(Saved data entries)
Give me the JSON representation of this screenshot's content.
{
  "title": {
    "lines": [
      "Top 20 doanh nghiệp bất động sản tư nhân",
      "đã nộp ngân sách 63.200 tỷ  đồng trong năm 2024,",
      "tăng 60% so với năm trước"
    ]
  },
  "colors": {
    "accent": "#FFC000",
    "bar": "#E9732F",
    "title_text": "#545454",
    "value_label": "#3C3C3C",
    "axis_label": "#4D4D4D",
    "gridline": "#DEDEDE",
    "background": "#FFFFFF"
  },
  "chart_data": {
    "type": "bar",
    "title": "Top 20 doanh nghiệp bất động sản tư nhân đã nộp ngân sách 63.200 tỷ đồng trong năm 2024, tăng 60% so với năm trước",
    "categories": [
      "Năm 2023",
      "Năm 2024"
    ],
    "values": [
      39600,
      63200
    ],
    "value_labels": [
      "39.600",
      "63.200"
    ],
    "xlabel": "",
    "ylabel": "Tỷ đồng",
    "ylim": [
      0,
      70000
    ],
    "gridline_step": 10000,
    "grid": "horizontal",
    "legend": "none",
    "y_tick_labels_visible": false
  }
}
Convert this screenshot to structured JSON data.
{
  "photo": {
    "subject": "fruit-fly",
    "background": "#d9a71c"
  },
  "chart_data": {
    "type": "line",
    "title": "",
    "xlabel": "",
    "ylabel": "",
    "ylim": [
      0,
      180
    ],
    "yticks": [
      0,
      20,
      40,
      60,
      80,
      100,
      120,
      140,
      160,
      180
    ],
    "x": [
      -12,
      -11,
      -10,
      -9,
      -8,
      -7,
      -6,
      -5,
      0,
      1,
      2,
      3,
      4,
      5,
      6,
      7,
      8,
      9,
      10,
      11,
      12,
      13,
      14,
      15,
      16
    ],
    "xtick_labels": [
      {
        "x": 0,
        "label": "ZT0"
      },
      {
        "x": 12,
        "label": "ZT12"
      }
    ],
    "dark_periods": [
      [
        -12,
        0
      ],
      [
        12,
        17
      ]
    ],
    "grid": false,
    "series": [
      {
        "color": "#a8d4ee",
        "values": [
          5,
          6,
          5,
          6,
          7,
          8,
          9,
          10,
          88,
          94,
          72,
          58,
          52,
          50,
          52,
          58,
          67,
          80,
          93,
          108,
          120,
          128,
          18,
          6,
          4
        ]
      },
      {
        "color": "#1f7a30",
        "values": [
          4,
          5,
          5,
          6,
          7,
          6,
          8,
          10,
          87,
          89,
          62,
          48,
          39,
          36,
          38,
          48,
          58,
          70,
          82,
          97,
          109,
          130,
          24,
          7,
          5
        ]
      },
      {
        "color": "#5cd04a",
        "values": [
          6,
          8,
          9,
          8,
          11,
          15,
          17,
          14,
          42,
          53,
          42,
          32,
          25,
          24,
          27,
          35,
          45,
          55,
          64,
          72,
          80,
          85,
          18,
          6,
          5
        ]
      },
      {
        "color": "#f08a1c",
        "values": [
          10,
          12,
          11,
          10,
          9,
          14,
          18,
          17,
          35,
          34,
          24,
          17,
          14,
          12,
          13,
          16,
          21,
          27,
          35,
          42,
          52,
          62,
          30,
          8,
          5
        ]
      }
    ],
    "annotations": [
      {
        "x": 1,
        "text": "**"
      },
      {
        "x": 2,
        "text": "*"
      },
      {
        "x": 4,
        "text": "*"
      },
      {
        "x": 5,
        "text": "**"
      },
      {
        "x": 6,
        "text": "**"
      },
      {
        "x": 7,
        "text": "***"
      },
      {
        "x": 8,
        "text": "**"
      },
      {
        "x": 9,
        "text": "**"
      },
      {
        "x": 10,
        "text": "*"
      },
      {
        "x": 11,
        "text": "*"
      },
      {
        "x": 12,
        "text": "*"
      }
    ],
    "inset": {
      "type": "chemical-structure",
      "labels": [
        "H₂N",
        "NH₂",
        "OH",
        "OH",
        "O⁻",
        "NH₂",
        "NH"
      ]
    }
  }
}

Objective:
Word for word, extract all the records.

Solution:
Give me the JSON representation of this screenshot's content.
{
  "title": {
    "lines": [
      "Top 20 doanh nghiệp bất động sản tư nhân",
      "đã nộp ngân sách 63.200 tỷ  đồng trong năm 2024,",
      "tăng 60% so với năm trước"
    ]
  },
  "colors": {
    "accent": "#FFC000",
    "bar": "#E9732F",
    "title_text": "#545454",
    "value_label": "#3C3C3C",
    "axis_label": "#4D4D4D",
    "gridline": "#DEDEDE",
    "background": "#FFFFFF"
  },
  "chart_data": {
    "type": "bar",
    "title": "Top 20 doanh nghiệp bất động sản tư nhân đã nộp ngân sách 63.200 tỷ đồng trong năm 2024, tăng 60% so với năm trước",
    "categories": [
      "Năm 2023",
      "Năm 2024"
    ],
    "values": [
      39600,
      63200
    ],
    "value_labels": [
      "39.600",
      "63.200"
    ],
    "xlabel": "",
    "ylabel": "Tỷ đồng",
    "ylim": [
      0,
      70000
    ],
    "gridline_step": 10000,
    "grid": "horizontal",
    "legend": "none",
    "y_tick_labels_visible": false
  }
}
Convert this screenshot to structured JSON data.
{
  "photo": {
    "subject": "fruit-fly",
    "background": "#d9a71c"
  },
  "chart_data": {
    "type": "line",
    "title": "",
    "xlabel": "",
    "ylabel": "",
    "ylim": [
      0,
      180
    ],
    "yticks": [
      0,
      20,
      40,
      60,
      80,
      100,
      120,
      140,
      160,
      180
    ],
    "x": [
      -12,
      -11,
      -10,
      -9,
      -8,
      -7,
      -6,
      -5,
      0,
      1,
      2,
      3,
      4,
      5,
      6,
      7,
      8,
      9,
      10,
      11,
      12,
      13,
      14,
      15,
      16
    ],
    "xtick_labels": [
      {
        "x": 0,
        "label": "ZT0"
      },
      {
        "x": 12,
        "label": "ZT12"
      }
    ],
    "dark_periods": [
      [
        -12,
        0
      ],
      [
        12,
        17
      ]
    ],
    "grid": false,
    "series": [
      {
        "color": "#a8d4ee",
        "values": [
          5,
          6,
          5,
          6,
          7,
          8,
          9,
          10,
          88,
          94,
          72,
          58,
          52,
          50,
          52,
          58,
          67,
          80,
          93,
          108,
          120,
          128,
          18,
          6,
          4
        ]
      },
      {
        "color": "#1f7a30",
        "values": [
          4,
          5,
          5,
          6,
          7,
          6,
          8,
          10,
          87,
          89,
          62,
          48,
          39,
          36,
          38,
          48,
          58,
          70,
          82,
          97,
          109,
          130,
          24,
          7,
          5
        ]
      },
      {
        "color": "#5cd04a",
        "values": [
          6,
          8,
          9,
          8,
          11,
          15,
          17,
          14,
          42,
          53,
          42,
          32,
          25,
          24,
          27,
          35,
          45,
          55,
          64,
          72,
          80,
          85,
          18,
          6,
          5
        ]
      },
      {
        "color": "#f08a1c",
        "values": [
          10,
          12,
          11,
          10,
          9,
          14,
          18,
          17,
          35,
          34,
          24,
          17,
          14,
          12,
          13,
          16,
          21,
          27,
          35,
          42,
          52,
          62,
          30,
          8,
          5
        ]
      }
    ],
    "annotations": [
      {
        "x": 1,
        "text": "**"
      },
      {
        "x": 2,
        "text": "*"
      },
      {
        "x": 4,
        "text": "*"
      },
      {
        "x": 5,
        "text": "**"
      },
      {
        "x": 6,
        "text": "**"
      },
      {
        "x": 7,
        "text": "***"
      },
      {
        "x": 8,
        "text": "**"
      },
      {
        "x": 9,
        "text": "**"
      },
      {
        "x": 10,
        "text": "*"
      },
      {
        "x": 11,
        "text": "*"
      },
      {
        "x": 12,
        "text": "*"
      }
    ],
    "inset": {
      "type": "chemical-structure",
      "labels": [
        "H₂N",
        "NH₂",
        "OH",
        "OH",
        "O⁻",
        "NH₂",
        "NH"
      ]
    }
  }
}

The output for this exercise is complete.